-- START Records for this task --

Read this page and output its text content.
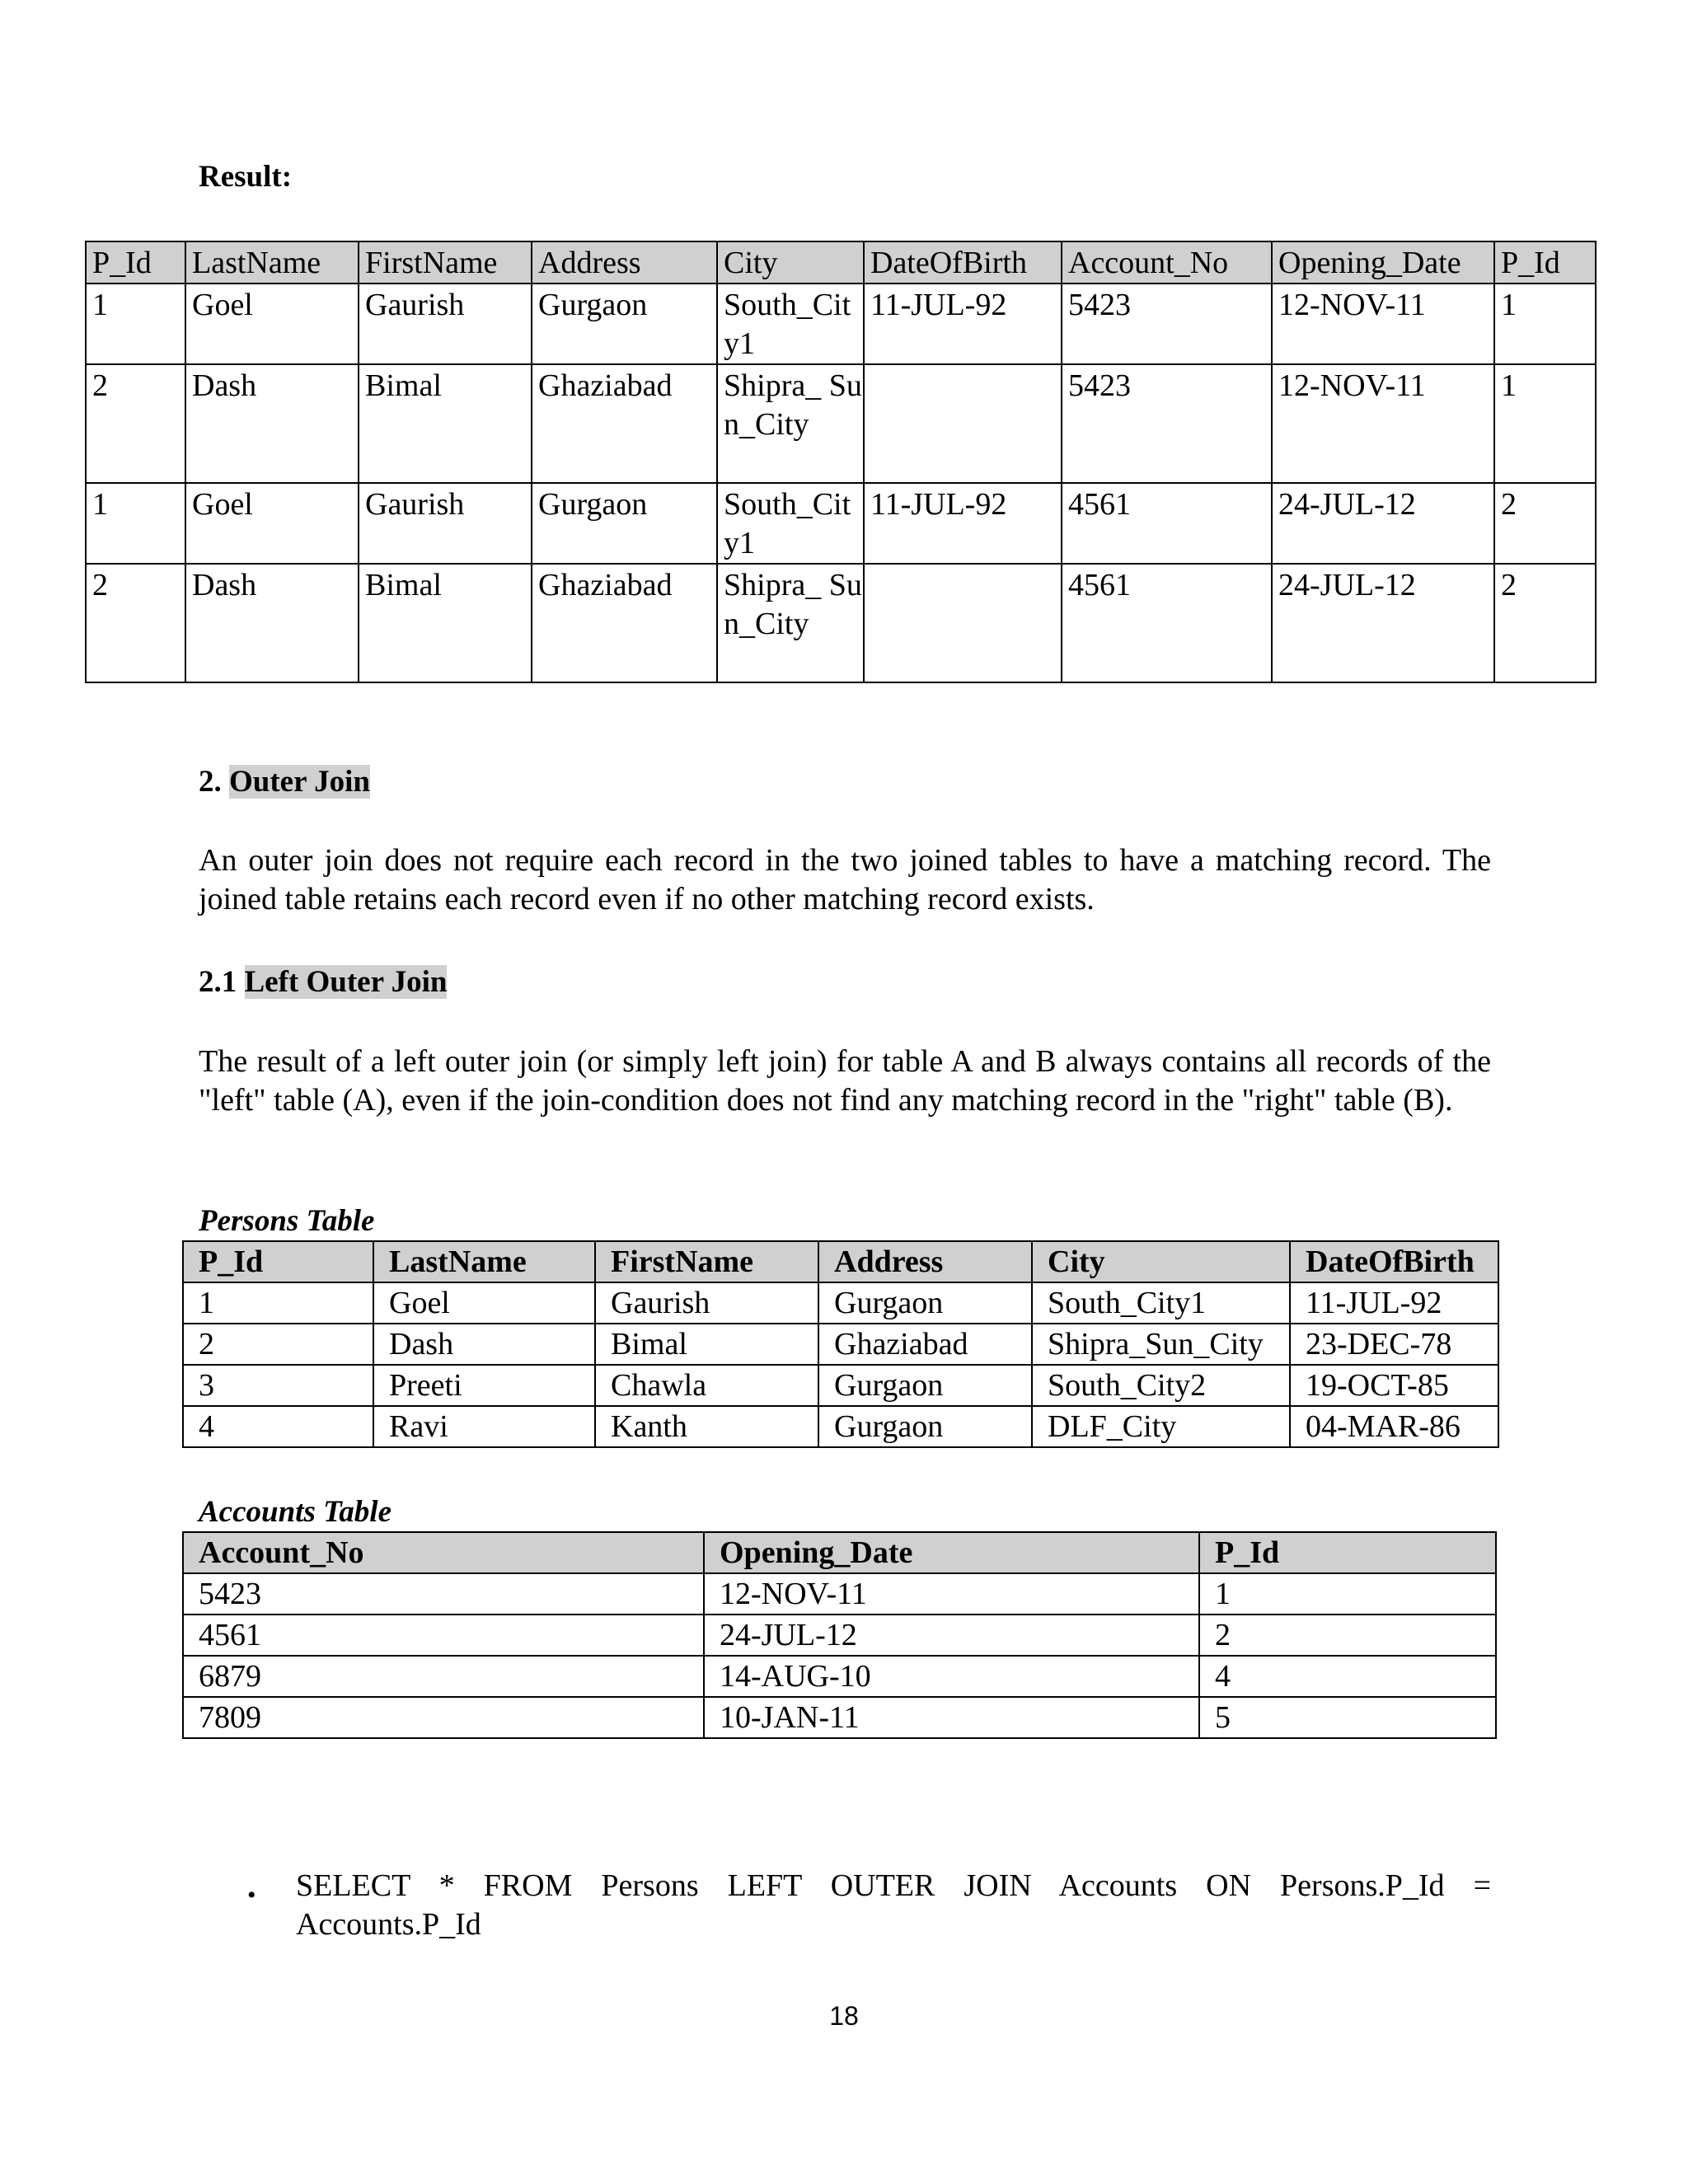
Result:
P_Id	LastName	FirstName	Address	City	DateOfBirth	Account_No	Opening_Date	P_Id
1	Goel	Gaurish	Gurgaon	South_City1	11-JUL-92	5423	12-NOV-11	1
2	Dash	Bimal	Ghaziabad	Shipra_ Sun_City		5423	12-NOV-11	1
1	Goel	Gaurish	Gurgaon	South_City1	11-JUL-92	4561	24-JUL-12	2
2	Dash	Bimal	Ghaziabad	Shipra_ Sun_City		4561	24-JUL-12	2
2. Outer Join
An outer join does not require each record in the two joined tables to have a matching record. The joined table retains each record even if no other matching record exists.
2.1 Left Outer Join
The result of a left outer join (or simply left join) for table A and B always contains all records of the "left" table (A), even if the join-condition does not find any matching record in the "right" table (B).
Persons Table
P_Id	LastName	FirstName	Address	City	DateOfBirth
1	Goel	Gaurish	Gurgaon	South_City1	11-JUL-92
2	Dash	Bimal	Ghaziabad	Shipra_Sun_City	23-DEC-78
3	Preeti	Chawla	Gurgaon	South_City2	19-OCT-85
4	Ravi	Kanth	Gurgaon	DLF_City	04-MAR-86
Accounts Table
Account_No	Opening_Date	P_Id
5423	12-NOV-11	1
4561	24-JUL-12	2
6879	14-AUG-10	4
7809	10-JAN-11	5
• SELECT * FROM Persons LEFT OUTER JOIN Accounts ON Persons.P_Id =
Accounts.P_Id
18
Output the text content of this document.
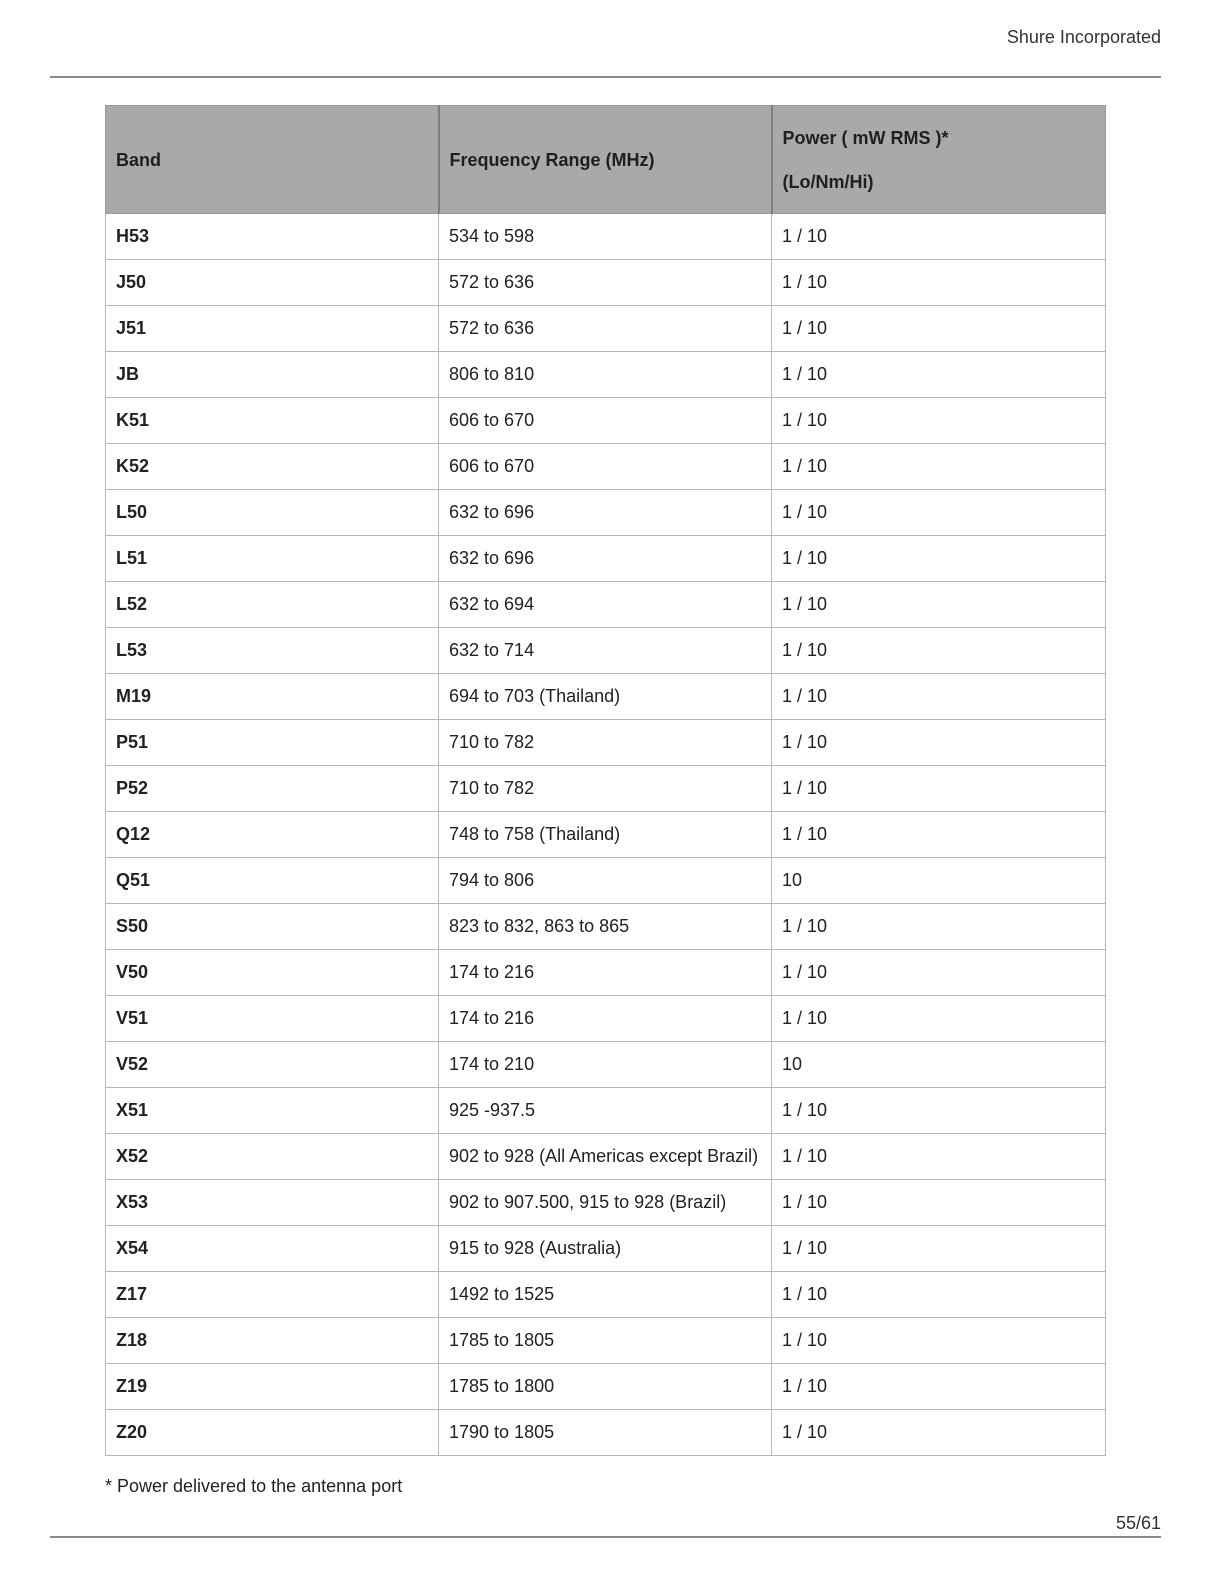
Shure Incorporated
Band	Frequency Range (MHz)	Power ( mW RMS )*
(Lo/Nm/Hi)

H53	534 to 598	1 / 10
J50	572 to 636	1 / 10
J51	572 to 636	1 / 10
JB	806 to 810	1 / 10
K51	606 to 670	1 / 10
K52	606 to 670	1 / 10
L50	632 to 696	1 / 10
L51	632 to 696	1 / 10
L52	632 to 694	1 / 10
L53	632 to 714	1 / 10
M19	694 to 703 (Thailand)	1 / 10
P51	710 to 782	1 / 10
P52	710 to 782	1 / 10
Q12	748 to 758 (Thailand)	1 / 10
Q51	794 to 806	10
S50	823 to 832, 863 to 865	1 / 10
V50	174 to 216	1 / 10
V51	174 to 216	1 / 10
V52	174 to 210	10
X51	925 -937.5	1 / 10
X52	902 to 928 (All Americas except Brazil)	1 / 10
X53	902 to 907.500, 915 to 928 (Brazil)	1 / 10
X54	915 to 928 (Australia)	1 / 10
Z17	1492 to 1525	1 / 10
Z18	1785 to 1805	1 / 10
Z19	1785 to 1800	1 / 10
Z20	1790 to 1805	1 / 10
* Power delivered to the antenna port
55/61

-- END Records for this task --

▸ **Goal**:
Repeat the material above in full and exactly, omitting the pictures.

▸ **Response to this exercise**:
Read this page and output its text content.
Result:
P_Id	LastName	FirstName	Address	City	DateOfBirth	Account_No	Opening_Date	P_Id
1	Goel	Gaurish	Gurgaon	South_City1	11-JUL-92	5423	12-NOV-11	1
2	Dash	Bimal	Ghaziabad	Shipra_ Sun_City		5423	12-NOV-11	1
1	Goel	Gaurish	Gurgaon	South_City1	11-JUL-92	4561	24-JUL-12	2
2	Dash	Bimal	Ghaziabad	Shipra_ Sun_City		4561	24-JUL-12	2
2. Outer Join
An outer join does not require each record in the two joined tables to have a matching record. The joined table retains each record even if no other matching record exists.
2.1 Left Outer Join
The result of a left outer join (or simply left join) for table A and B always contains all records of the "left" table (A), even if the join-condition does not find any matching record in the "right" table (B).
Persons Table
P_Id	LastName	FirstName	Address	City	DateOfBirth
1	Goel	Gaurish	Gurgaon	South_City1	11-JUL-92
2	Dash	Bimal	Ghaziabad	Shipra_Sun_City	23-DEC-78
3	Preeti	Chawla	Gurgaon	South_City2	19-OCT-85
4	Ravi	Kanth	Gurgaon	DLF_City	04-MAR-86
Accounts Table
Account_No	Opening_Date	P_Id
5423	12-NOV-11	1
4561	24-JUL-12	2
6879	14-AUG-10	4
7809	10-JAN-11	5
• SELECT * FROM Persons LEFT OUTER JOIN Accounts ON Persons.P_Id =
Accounts.P_Id
18
Output the text content of this document.
Shure Incorporated
Band	Frequency Range (MHz)	Power ( mW RMS )*
(Lo/Nm/Hi)

H53	534 to 598	1 / 10
J50	572 to 636	1 / 10
J51	572 to 636	1 / 10
JB	806 to 810	1 / 10
K51	606 to 670	1 / 10
K52	606 to 670	1 / 10
L50	632 to 696	1 / 10
L51	632 to 696	1 / 10
L52	632 to 694	1 / 10
L53	632 to 714	1 / 10
M19	694 to 703 (Thailand)	1 / 10
P51	710 to 782	1 / 10
P52	710 to 782	1 / 10
Q12	748 to 758 (Thailand)	1 / 10
Q51	794 to 806	10
S50	823 to 832, 863 to 865	1 / 10
V50	174 to 216	1 / 10
V51	174 to 216	1 / 10
V52	174 to 210	10
X51	925 -937.5	1 / 10
X52	902 to 928 (All Americas except Brazil)	1 / 10
X53	902 to 907.500, 915 to 928 (Brazil)	1 / 10
X54	915 to 928 (Australia)	1 / 10
Z17	1492 to 1525	1 / 10
Z18	1785 to 1805	1 / 10
Z19	1785 to 1800	1 / 10
Z20	1790 to 1805	1 / 10
* Power delivered to the antenna port
55/61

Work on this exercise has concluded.